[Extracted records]
------------------------------------------------------------

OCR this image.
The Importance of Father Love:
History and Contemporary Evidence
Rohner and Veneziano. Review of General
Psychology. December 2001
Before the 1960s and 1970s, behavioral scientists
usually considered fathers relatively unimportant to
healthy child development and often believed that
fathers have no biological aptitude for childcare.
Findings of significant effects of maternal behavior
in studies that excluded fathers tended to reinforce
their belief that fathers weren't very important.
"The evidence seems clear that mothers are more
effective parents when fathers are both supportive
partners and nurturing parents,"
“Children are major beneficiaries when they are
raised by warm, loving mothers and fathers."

------------------------------------------------------------

[WHAT YOU NEED TO DO]
Reproduce the entire listing word for word.

[TASK RESULT]
OCR this image.
The Importance of Father Love:
History and Contemporary Evidence
Rohner and Veneziano. Review of General
Psychology. December 2001
Before the 1960s and 1970s, behavioral scientists
usually considered fathers relatively unimportant to
healthy child development and often believed that
fathers have no biological aptitude for childcare.
Findings of significant effects of maternal behavior
in studies that excluded fathers tended to reinforce
their belief that fathers weren't very important.
"The evidence seems clear that mothers are more
effective parents when fathers are both supportive
partners and nurturing parents,"
“Children are major beneficiaries when they are
raised by warm, loving mothers and fathers."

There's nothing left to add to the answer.